TEXT PROVIDED -
--- START ---
Primo Levi's story is inspiring, but Sacks struggles to gerrymander a post-Holocaust God into the Exodus-Sinai framework.   How human beings were able to maintain their dignity in this story - one might even suggest, their God-given dignity - does little to salvage divine justice or compassion from the refuse pile of the Holocaust experience.  The fact that human beings could be so incredibly magnanimous  -despite the inhuman conditions thrust upon them - neither comes from God nor leads one inevitably back to God, at least not the God of Moses, the One capable of splitting large bodies of water and inflicting salvific plagues on nasty despots.  

In the dramatic scene recalled by Levi, the men involved are the true heroes, and indeed they restored freedom and human dignity to the world.  But did they restore God as well?  

Sacks is doing what so many theologians have done since the Holocaust: he is trying to use the canon of the Holocaust to reinforce a pre-Holocaust notion of God.  He is still addressing the God of Sinai, not the God of Auschwitz, and so the story rings hollow.

Rabbi Sacks explains God's presence similarly in his next Holocaust-connected commentary in the Koren Haggadah.  

Should God tarry, Sacks is admitting, we need the courage to take matters into our own hands and bring justice to our world. Here he hints that there is no simple answer to the question of where was God at Auschwitz, but then he returns to the heroic human spirit and the assertion that the only world more terrifying than one with an absent God is one where autocrats try to fill that void.  We need to cling to the idea of God even in God's absence, if only to leave the vacancy unfilled, leaving it to modern Pharaohs presumptuously aiming to fill it.

So what are the implications now, in the Age of Corona?  With so many people using their precious freedom to share their bread, by helping neighbors in distress and in some cases risking life and limb to do that, are those people bringing God back into the world?  And if they are - and I'm not saying that they are not - could the massive human response to this plague (the good response, not the response of those who are cynical, selfish and corrupt) be the first step toward ending the plague of divine darkness, the eclipse of God that has darkened our spiritual world for 75 years?
--- END ---
DATASET RECORDS -
--- START ---
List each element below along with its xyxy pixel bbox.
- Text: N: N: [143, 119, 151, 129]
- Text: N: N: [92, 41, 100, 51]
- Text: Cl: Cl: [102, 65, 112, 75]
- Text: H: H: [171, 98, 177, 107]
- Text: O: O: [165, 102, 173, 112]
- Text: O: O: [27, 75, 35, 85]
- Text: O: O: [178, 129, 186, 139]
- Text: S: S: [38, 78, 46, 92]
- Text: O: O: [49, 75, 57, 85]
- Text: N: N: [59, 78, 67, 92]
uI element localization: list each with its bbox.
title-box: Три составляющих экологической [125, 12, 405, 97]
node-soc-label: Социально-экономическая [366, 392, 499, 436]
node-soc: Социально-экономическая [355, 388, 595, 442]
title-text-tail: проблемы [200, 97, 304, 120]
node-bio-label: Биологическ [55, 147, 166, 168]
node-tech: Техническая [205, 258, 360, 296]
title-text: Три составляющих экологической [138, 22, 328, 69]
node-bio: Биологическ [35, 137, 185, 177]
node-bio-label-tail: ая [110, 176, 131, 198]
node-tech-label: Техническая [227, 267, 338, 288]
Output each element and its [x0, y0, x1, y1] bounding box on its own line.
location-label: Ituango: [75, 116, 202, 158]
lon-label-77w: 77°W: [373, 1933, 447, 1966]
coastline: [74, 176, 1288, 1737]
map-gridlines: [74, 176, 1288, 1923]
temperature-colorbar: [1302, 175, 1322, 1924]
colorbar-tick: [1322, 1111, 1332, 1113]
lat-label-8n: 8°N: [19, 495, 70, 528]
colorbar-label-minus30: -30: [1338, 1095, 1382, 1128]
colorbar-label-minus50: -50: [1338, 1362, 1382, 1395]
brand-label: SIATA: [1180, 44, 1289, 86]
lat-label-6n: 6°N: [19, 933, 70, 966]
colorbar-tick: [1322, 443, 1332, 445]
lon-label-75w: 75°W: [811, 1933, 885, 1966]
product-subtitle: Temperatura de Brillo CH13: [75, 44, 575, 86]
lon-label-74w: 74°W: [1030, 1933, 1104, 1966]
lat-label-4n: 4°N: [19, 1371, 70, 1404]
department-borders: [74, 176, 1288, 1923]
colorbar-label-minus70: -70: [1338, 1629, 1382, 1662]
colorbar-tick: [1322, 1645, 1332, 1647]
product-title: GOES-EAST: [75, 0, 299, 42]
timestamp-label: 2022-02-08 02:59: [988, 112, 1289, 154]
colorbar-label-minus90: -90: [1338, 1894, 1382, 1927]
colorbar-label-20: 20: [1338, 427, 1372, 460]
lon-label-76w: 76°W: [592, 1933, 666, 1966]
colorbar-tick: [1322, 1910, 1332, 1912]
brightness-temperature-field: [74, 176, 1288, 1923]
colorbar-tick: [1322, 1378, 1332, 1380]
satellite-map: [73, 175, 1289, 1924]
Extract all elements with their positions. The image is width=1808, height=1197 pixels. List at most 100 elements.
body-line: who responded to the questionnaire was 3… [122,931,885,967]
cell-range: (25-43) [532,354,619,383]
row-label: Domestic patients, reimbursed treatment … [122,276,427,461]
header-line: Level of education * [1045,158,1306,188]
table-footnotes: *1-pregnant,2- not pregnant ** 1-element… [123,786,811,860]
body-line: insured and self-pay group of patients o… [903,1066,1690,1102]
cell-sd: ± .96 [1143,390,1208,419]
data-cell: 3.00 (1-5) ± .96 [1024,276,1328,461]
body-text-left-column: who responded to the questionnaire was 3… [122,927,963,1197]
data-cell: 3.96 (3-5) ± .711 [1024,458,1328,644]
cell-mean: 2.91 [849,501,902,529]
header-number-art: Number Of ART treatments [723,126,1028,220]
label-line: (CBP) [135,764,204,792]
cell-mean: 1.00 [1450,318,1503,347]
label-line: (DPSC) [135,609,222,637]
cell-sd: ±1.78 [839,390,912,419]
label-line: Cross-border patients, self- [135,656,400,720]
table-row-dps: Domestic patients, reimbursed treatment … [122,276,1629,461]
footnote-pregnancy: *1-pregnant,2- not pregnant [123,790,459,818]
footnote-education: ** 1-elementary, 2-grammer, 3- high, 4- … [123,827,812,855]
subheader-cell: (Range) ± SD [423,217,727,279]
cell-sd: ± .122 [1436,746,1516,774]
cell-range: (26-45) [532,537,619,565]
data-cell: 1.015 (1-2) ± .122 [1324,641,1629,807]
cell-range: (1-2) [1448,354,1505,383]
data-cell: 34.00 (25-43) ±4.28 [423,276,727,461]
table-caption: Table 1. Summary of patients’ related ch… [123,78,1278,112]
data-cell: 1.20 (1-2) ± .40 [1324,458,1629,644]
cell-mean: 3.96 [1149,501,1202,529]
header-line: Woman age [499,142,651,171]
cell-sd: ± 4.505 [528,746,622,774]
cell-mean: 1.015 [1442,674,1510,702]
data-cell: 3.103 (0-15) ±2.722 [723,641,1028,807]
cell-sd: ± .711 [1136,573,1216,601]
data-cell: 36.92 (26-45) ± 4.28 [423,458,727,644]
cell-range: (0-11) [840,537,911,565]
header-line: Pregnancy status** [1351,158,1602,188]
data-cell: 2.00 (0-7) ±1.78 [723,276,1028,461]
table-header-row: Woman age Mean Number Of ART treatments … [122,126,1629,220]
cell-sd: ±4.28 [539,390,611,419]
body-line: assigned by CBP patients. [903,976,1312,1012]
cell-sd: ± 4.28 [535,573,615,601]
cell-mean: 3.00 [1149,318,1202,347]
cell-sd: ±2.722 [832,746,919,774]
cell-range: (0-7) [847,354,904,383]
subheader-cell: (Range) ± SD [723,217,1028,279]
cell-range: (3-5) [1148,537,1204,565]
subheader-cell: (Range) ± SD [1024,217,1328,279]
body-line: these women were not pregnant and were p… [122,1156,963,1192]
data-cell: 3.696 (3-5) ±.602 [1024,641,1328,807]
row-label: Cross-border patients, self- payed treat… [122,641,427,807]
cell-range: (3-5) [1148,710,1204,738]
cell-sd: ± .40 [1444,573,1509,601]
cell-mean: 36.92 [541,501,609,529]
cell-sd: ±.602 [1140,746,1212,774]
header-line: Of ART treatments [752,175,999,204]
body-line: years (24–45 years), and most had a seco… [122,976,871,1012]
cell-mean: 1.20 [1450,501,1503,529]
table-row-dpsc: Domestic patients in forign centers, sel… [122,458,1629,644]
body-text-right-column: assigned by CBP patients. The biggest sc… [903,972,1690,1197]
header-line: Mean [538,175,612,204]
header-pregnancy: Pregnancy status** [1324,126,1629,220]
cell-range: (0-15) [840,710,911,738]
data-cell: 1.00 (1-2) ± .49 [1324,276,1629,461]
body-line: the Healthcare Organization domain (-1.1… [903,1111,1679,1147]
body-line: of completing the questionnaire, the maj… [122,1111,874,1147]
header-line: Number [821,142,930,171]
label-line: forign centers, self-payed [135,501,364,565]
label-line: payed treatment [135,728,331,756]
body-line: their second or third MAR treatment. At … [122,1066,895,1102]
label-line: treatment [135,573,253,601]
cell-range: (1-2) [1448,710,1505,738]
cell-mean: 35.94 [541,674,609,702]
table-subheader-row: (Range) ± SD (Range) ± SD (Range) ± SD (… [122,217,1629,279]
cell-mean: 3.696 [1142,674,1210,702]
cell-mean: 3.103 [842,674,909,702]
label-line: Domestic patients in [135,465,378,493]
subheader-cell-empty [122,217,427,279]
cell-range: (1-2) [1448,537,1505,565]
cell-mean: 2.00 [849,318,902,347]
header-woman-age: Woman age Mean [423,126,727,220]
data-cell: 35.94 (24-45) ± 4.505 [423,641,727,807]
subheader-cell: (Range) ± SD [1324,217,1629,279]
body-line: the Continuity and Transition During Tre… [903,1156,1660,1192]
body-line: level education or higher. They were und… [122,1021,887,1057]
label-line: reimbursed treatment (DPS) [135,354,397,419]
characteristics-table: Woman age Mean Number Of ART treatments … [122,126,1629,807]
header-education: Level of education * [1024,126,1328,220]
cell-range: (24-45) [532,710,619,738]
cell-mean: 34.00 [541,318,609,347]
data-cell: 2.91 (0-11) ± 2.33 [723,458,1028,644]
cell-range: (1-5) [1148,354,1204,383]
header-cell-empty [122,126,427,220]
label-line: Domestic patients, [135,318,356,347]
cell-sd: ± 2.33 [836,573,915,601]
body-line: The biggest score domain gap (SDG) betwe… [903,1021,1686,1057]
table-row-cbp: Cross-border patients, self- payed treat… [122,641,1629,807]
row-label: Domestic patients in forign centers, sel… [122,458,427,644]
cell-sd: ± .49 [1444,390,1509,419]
--- END ---
YOUR TASK -
Continue the essay on Rabbi Sacks and God after the Holocaust from its last sentence. The records have nothing to do with what comes next.

RESULT -
In his classic 1952 essay, The Eclipse of God, Martin Buber wrote, of the "still unredeemed concreteness of the human world in all its horror." Buber's paper was an effort to rummage through the still-smoldering ashes for some way of comprehending the incomprehensible while reconciling himself to a world without an operational deity.  Now, more than half a century later, has God begun to peer back at us from out of the mist?  Is the darkness receding?

These hopeful albeit farfetched approach may be irrational, but it was Ben Gurion, hardly an apologist for God, who said that in order to be a realist you must believe in miraclesAnd no less a dreamer-realist than Elie Wiesel, who had every reason to succumb to despair, quoted Albert Camus, author of "The Plague" in a 2006 interview with Time:  

"Camus said,'Where there is no hope, one must invent hope.' It is only pessimistic if you stop with the first half of the sentence and just say, There is no hope. Like Camus, even when it seems hopeless, I invent reasons to hope."
We join Sacks in inventing reasons to hope, if not for some manifestation of a traditional God, then at least for a notion of Ultimate Justice; because we desperately need the moral foundation laid out at Sinai, even as the God of Sinai has given way to the eclipsed, human centric God of Auschwitz. In that sense, we need God because no human being should ever be allowed to usurp that divine role. We need God to prevent extremists from perverting religious imagery to horrific ends.  

And the best way to do that, Sacks asserts once again, is to place that divine spark, that Eternal presence, safely quarantined inside the human heart.